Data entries
>> Begin
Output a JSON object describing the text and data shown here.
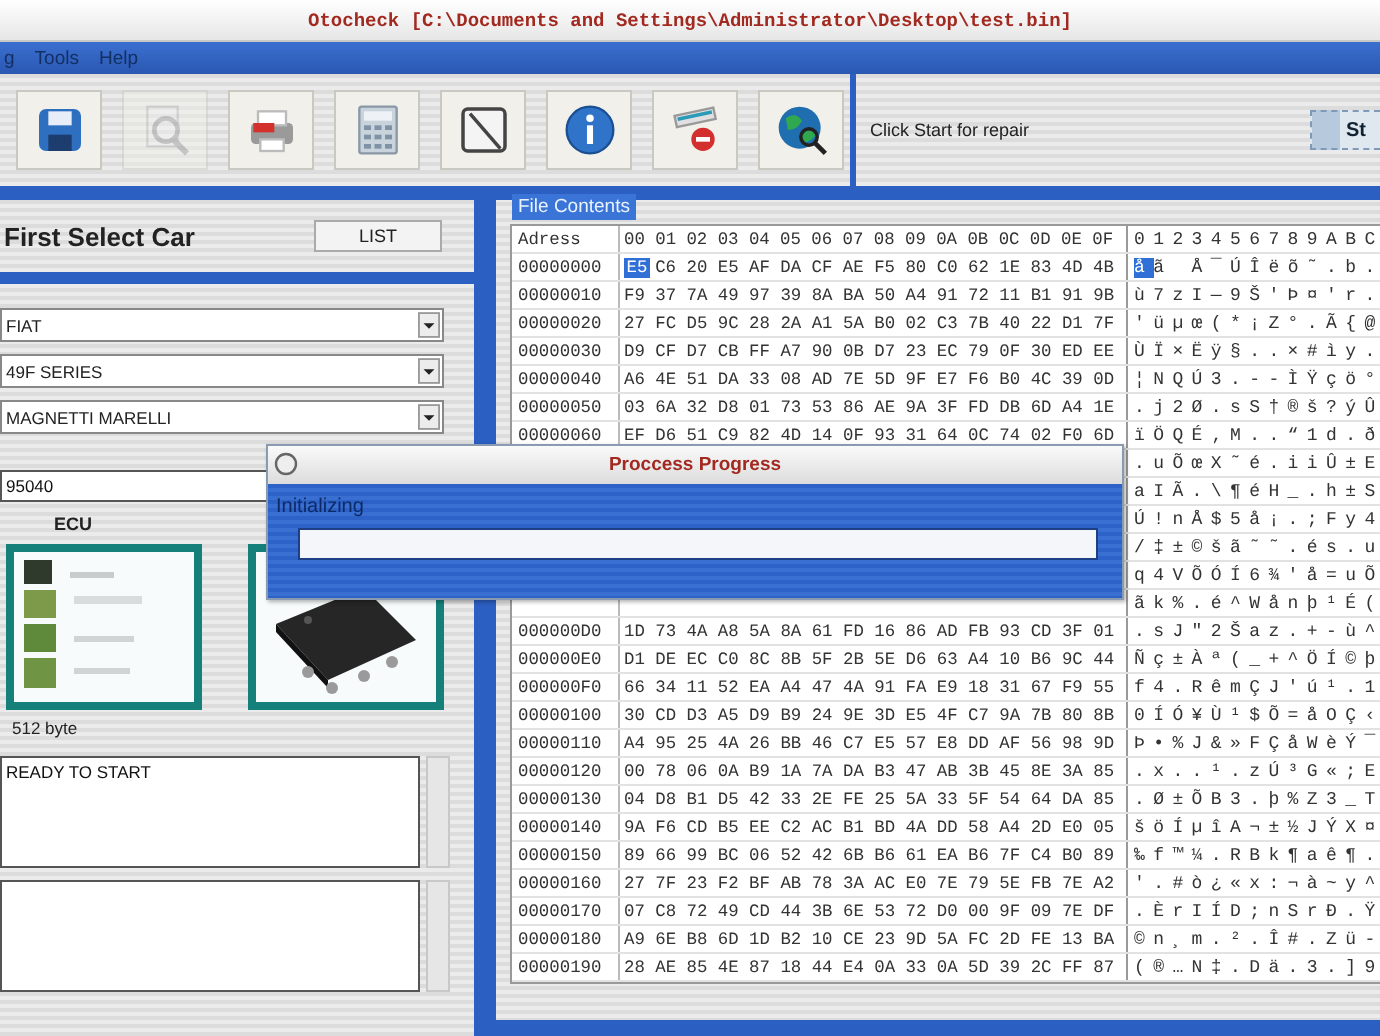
{
  "window": {
    "title": "Otocheck [C:\\Documents and Settings\\Administrator\\Desktop\\test.bin]"
  },
  "menu": [
    "g",
    "Tools",
    "Help"
  ],
  "toolbar": {
    "buttons": [
      {
        "kind": "save",
        "disabled": false
      },
      {
        "kind": "search",
        "disabled": true
      },
      {
        "kind": "print",
        "disabled": false
      },
      {
        "kind": "calculator",
        "disabled": false
      },
      {
        "kind": "note",
        "disabled": false
      },
      {
        "kind": "info",
        "disabled": false
      },
      {
        "kind": "erase",
        "disabled": false
      },
      {
        "kind": "globe",
        "disabled": false
      }
    ],
    "status": "Click Start for repair",
    "start_button": "St"
  },
  "car_panel": {
    "heading": "First Select Car",
    "list_button": "LIST",
    "selects": [
      {
        "value": "FIAT"
      },
      {
        "value": "49F SERIES"
      },
      {
        "value": "MAGNETTI MARELLI"
      }
    ],
    "chip_field": {
      "value": "95040"
    },
    "ecu_label": "ECU",
    "size": "512 byte",
    "log": {
      "value": "READY TO START"
    }
  },
  "file_view": {
    "tab": "File Contents",
    "address_header": "Adress",
    "columns": [
      "00",
      "01",
      "02",
      "03",
      "04",
      "05",
      "06",
      "07",
      "08",
      "09",
      "0A",
      "0B",
      "0C",
      "0D",
      "0E",
      "0F"
    ],
    "ascii_header": "0123456789ABC",
    "rows": [
      {
        "address": "00000000",
        "cursor": "E5",
        "bytes": "C6 20 E5 AF DA CF AE F5 80 C0 62 1E 83 4D 4B",
        "ascii_cursor": "å",
        "ascii": "ã Å¯ÚÎëõ˜.b."
      },
      {
        "address": "00000010",
        "bytes": "F9 37 7A 49 97 39 8A BA 50 A4 91 72 11 B1 91 9B",
        "ascii": "ù7zI—9Š'Þ¤'r."
      },
      {
        "address": "00000020",
        "bytes": "27 FC D5 9C 28 2A A1 5A B0 02 C3 7B 40 22 D1 7F",
        "ascii": "'üµœ(*¡Z°.Ã{@"
      },
      {
        "address": "00000030",
        "bytes": "D9 CF D7 CB FF A7 90 0B D7 23 EC 79 0F 30 ED EE",
        "ascii": "ÙÏ×Ëÿ§..×#ìy."
      },
      {
        "address": "00000040",
        "bytes": "A6 4E 51 DA 33 08 AD 7E 5D 9F E7 F6 B0 4C 39 0D",
        "ascii": "¦NQÚ3.--ÌŸçö°"
      },
      {
        "address": "00000050",
        "bytes": "03 6A 32 D8 01 73 53 86 AE 9A 3F FD DB 6D A4 1E",
        "ascii": ".j2Ø.sS†®š?ýÛ"
      },
      {
        "address": "00000060",
        "bytes": "EF D6 51 C9 82 4D 14 0F 93 31 64 0C 74 02 F0 6D",
        "ascii": "ïÖQÉ‚M..“1d.ð"
      },
      {
        "ascii": ".uÕœX˜é.iiÛ±E"
      },
      {
        "ascii": "aIÃ.\\¶éH_.h±S"
      },
      {
        "ascii": "Ú!nÅ$5å¡.;Fy4"
      },
      {
        "ascii": "/‡±©šã˜˜.és.u"
      },
      {
        "ascii": "q4VÕÓÍ6¾'å=uÕ"
      },
      {
        "ascii": "ãk%.é^Wånþ¹É("
      },
      {
        "address": "000000D0",
        "bytes": "1D 73 4A A8 5A 8A 61 FD 16 86 AD FB 93 CD 3F 01",
        "ascii": ".sJ\"2Šaz.+-ù^"
      },
      {
        "address": "000000E0",
        "bytes": "D1 DE EC C0 8C 8B 5F 2B 5E D6 63 A4 10 B6 9C 44",
        "ascii": "Ñç±Àª(_+^ÖÍ©þ"
      },
      {
        "address": "000000F0",
        "bytes": "66 34 11 52 EA A4 47 4A 91 FA E9 18 31 67 F9 55",
        "ascii": "f4.RêmÇJ'ú¹.1"
      },
      {
        "address": "00000100",
        "bytes": "30 CD D3 A5 D9 B9 24 9E 3D E5 4F C7 9A 7B 80 8B",
        "ascii": "0ÍÓ¥Ù¹$Õ=åOÇ‹"
      },
      {
        "address": "00000110",
        "bytes": "A4 95 25 4A 26 BB 46 C7 E5 57 E8 DD AF 56 98 9D",
        "ascii": "Þ•%J&»FÇåWèÝ¯"
      },
      {
        "address": "00000120",
        "bytes": "00 78 06 0A B9 1A 7A DA B3 47 AB 3B 45 8E 3A 85",
        "ascii": ".x..¹.zÚ³G«;E"
      },
      {
        "address": "00000130",
        "bytes": "04 D8 B1 D5 42 33 2E FE 25 5A 33 5F 54 64 DA 85",
        "ascii": ".Ø±ÕB3.þ%Z3_T"
      },
      {
        "address": "00000140",
        "bytes": "9A F6 CD B5 EE C2 AC B1 BD 4A DD 58 A4 2D E0 05",
        "ascii": "šöÍµîA¬±½JÝX¤"
      },
      {
        "address": "00000150",
        "bytes": "89 66 99 BC 06 52 42 6B B6 61 EA B6 7F C4 B0 89",
        "ascii": "‰f™¼.RBk¶aê¶."
      },
      {
        "address": "00000160",
        "bytes": "27 7F 23 F2 BF AB 78 3A AC E0 7E 79 5E FB 7E A2",
        "ascii": "'.#ò¿«x:¬à~y^"
      },
      {
        "address": "00000170",
        "bytes": "07 C8 72 49 CD 44 3B 6E 53 72 D0 00 9F 09 7E DF",
        "ascii": ".ÈrIÍD;nSrÐ.Ÿ"
      },
      {
        "address": "00000180",
        "bytes": "A9 6E B8 6D 1D B2 10 CE 23 9D 5A FC 2D FE 13 BA",
        "ascii": "©n¸m.².Î#.Zü-"
      },
      {
        "address": "00000190",
        "bytes": "28 AE 85 4E 87 18 44 E4 0A 33 0A 5D 39 2C FF 87",
        "ascii": "(®…N‡.Dä.3.]9"
      }
    ]
  },
  "dialog": {
    "title": "Proccess Progress",
    "message": "Initializing",
    "progress": {
      "level": 0
    }
  }
}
>> End
**What you are asked to do**
Pick out each line above that includes "value" and show it.

**Worked solution**
        "value": "FIAT"
        "value": "49F SERIES"
        "value": "MAGNETTI MARELLI"
      "value": "95040"
      "value": "READY TO START"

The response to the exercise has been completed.